### Problem description
Comb through the entries for "with" and pull out each line that holds it.

(Recorded data)
______________________________

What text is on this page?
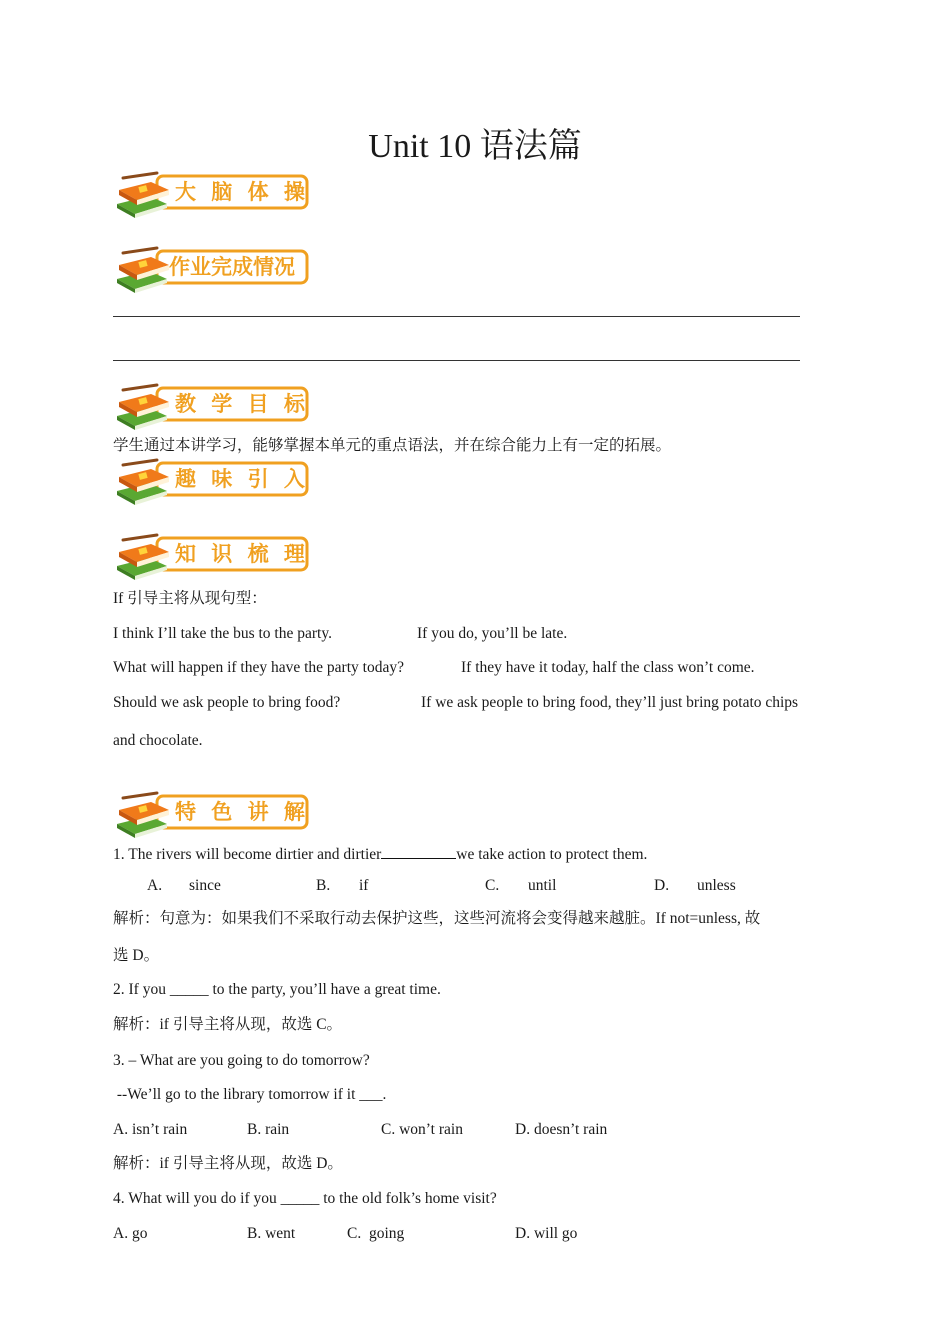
Unit 10 语法篇
大 脑 体 操
作业完成情况
教 学 目 标
学生通过本讲学习，能够掌握本单元的重点语法，并在综合能力上有一定的拓展。
趣 味 引 入
知 识 梳 理
If 引导主将从现句型：
I think I’ll take the bus to the party.	If you do, you’ll be late.
What will happen if they have the party today?	If they have it today, half the class won’t come.
Should we ask people to bring food?	If we ask people to bring food, they’ll just bring potato chips
and chocolate.
特 色 讲 解
1. The rivers will become dirtier and dirtier	we take action to protect them.
A. since	B. if	C. until	D. unless
解析：句意为：如果我们不采取行动去保护这些，这些河流将会变得越来越脏。If not=unless, 故
选 D。
2. If you _____ to the party, you’ll have a great time.
解析：if 引导主将从现，故选 C。
3. – What are you going to do tomorrow?
--We’ll go to the library tomorrow if it ___.
A. isn’t rain	B. rain	C. won’t rain	D. doesn’t rain
解析：if 引导主将从现，故选 D。
4. What will you do if you _____ to the old folk’s home visit?
A. go	B. went	C.  going	D. will go
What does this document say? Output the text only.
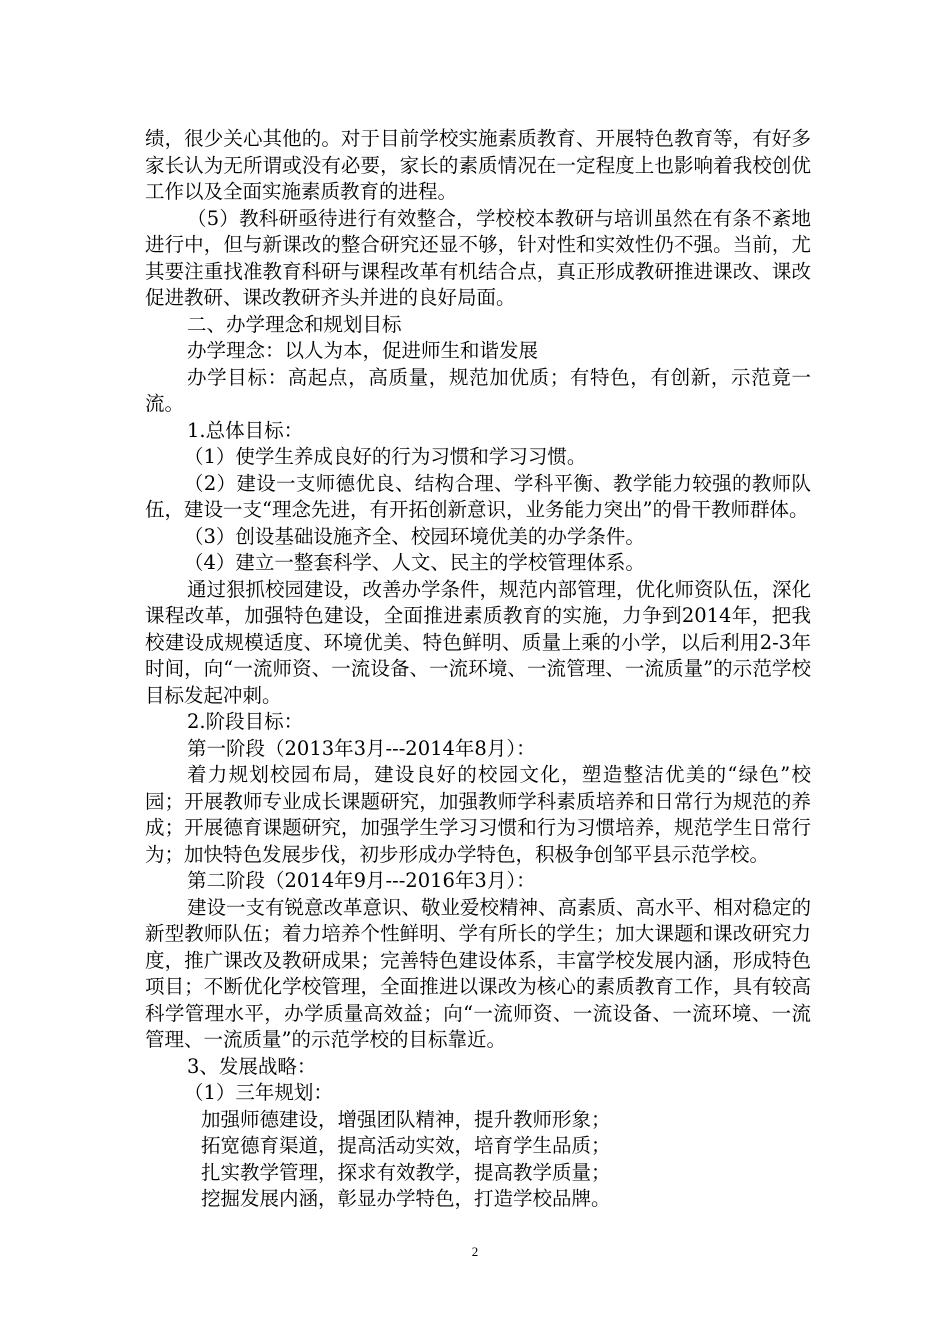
绩，很少关心其他的。对于目前学校实施素质教育、开展特色教育等，有好多家长认为无所谓或没有必要，家长的素质情况在一定程度上也影响着我校创优工作以及全面实施素质教育的进程。

（5）教科研亟待进行有效整合，学校校本教研与培训虽然在有条不紊地进行中，但与新课改的整合研究还显不够，针对性和实效性仍不强。当前，尤其要注重找准教育科研与课程改革有机结合点，真正形成教研推进课改、课改促进教研、课改教研齐头并进的良好局面。

二、办学理念和规划目标

办学理念：以人为本，促进师生和谐发展

办学目标：高起点，高质量，规范加优质；有特色，有创新，示范竟一流。

1.总体目标：

（1）使学生养成良好的行为习惯和学习习惯。

（2）建设一支师德优良、结构合理、学科平衡、教学能力较强的教师队伍，建设一支“理念先进，有开拓创新意识，业务能力突出”的骨干教师群体。

（3）创设基础设施齐全、校园环境优美的办学条件。

（4）建立一整套科学、人文、民主的学校管理体系。

通过狠抓校园建设，改善办学条件，规范内部管理，优化师资队伍，深化课程改革，加强特色建设，全面推进素质教育的实施，力争到2014年，把我校建设成规模适度、环境优美、特色鲜明、质量上乘的小学，以后利用2-3年时间，向“一流师资、一流设备、一流环境、一流管理、一流质量”的示范学校目标发起冲刺。

2.阶段目标：

第一阶段（2013年3月---2014年8月）：

着力规划校园布局，建设良好的校园文化，塑造整洁优美的“绿色”校园；开展教师专业成长课题研究，加强教师学科素质培养和日常行为规范的养成；开展德育课题研究，加强学生学习习惯和行为习惯培养，规范学生日常行为；加快特色发展步伐，初步形成办学特色，积极争创邹平县示范学校。

第二阶段（2014年9月---2016年3月）：

建设一支有锐意改革意识、敬业爱校精神、高素质、高水平、相对稳定的新型教师队伍；着力培养个性鲜明、学有所长的学生；加大课题和课改研究力度，推广课改及教研成果；完善特色建设体系，丰富学校发展内涵，形成特色项目；不断优化学校管理，全面推进以课改为核心的素质教育工作，具有较高科学管理水平，办学质量高效益；向“一流师资、一流设备、一流环境、一流管理、一流质量”的示范学校的目标靠近。

3、发展战略：

（1）三年规划：

加强师德建设，增强团队精神，提升教师形象；

拓宽德育渠道，提高活动实效，培育学生品质；

扎实教学管理，探求有效教学，提高教学质量；

挖掘发展内涵，彰显办学特色，打造学校品牌。

2
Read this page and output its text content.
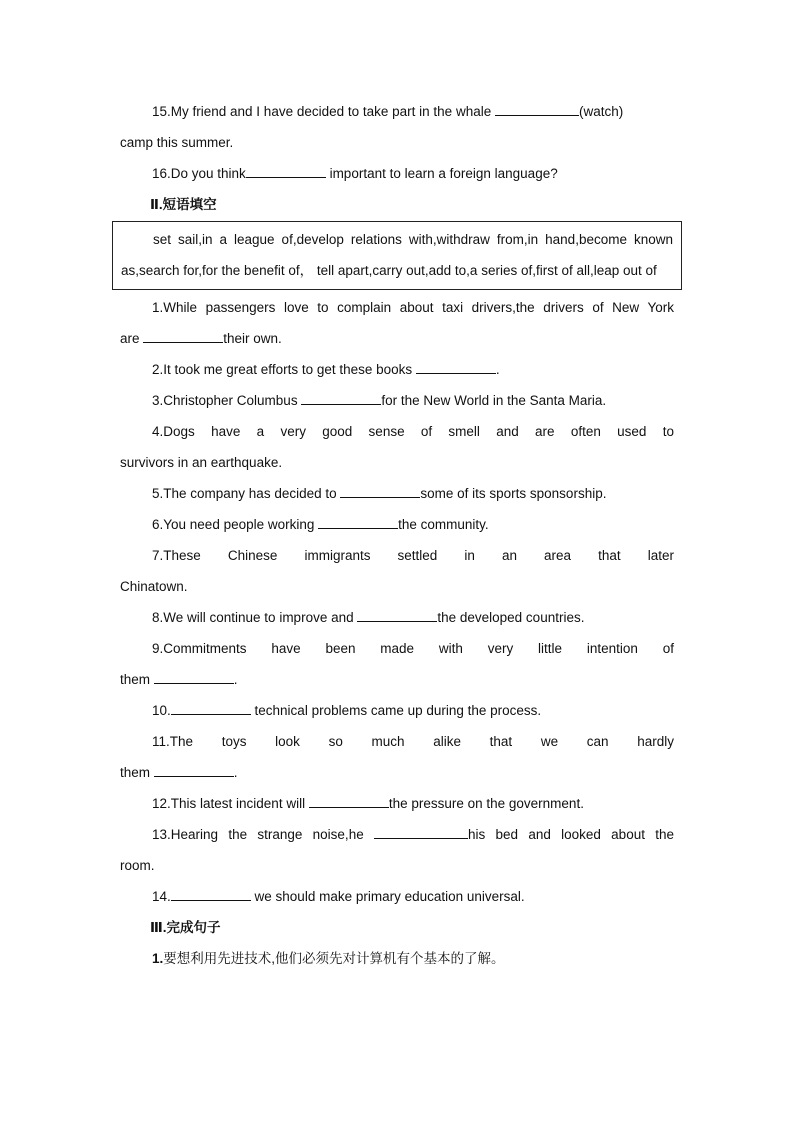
15.My friend and I have decided to take part in the whale	(watch)

camp this summer.

16.Do you think	important to learn a foreign language?

Ⅱ.短语填空

set sail,in a league of,develop relations with,withdraw from,in hand,become known as,search for,for the benefit of， tell apart,carry out,add to,a series of,first of all,leap out of

1.While passengers love to complain about taxi drivers,the drivers of New York

are	their own.

2.It took me great efforts to get these books	.

3.Christopher Columbus	for the New World in the Santa Maria.

4.Dogs have a very good sense of smell and are often used to

survivors in an earthquake.

5.The company has decided to	some of its sports sponsorship.

6.You need people working	the community.

7.These Chinese immigrants settled in an area that later

Chinatown.

8.We will continue to improve and	the developed countries.

9.Commitments have been made with very little intention of

them	.

10.	technical problems came up during the process.

11.The toys look so much alike that we can hardly

them	.

12.This latest incident will	the pressure on the government.

13.Hearing the strange noise,he	his bed and looked about the

room.

14.	we should make primary education universal.

Ⅲ.完成句子

1.要想利用先进技术,他们必须先对计算机有个基本的了解。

______________________________

### Reply
set sail,in a league of,develop relations with,withdraw from,in hand,become known as,search for,for the benefit of， tell apart,carry out,add to,a series of,first of all,leap out of
9.Commitments have been made with very little intention of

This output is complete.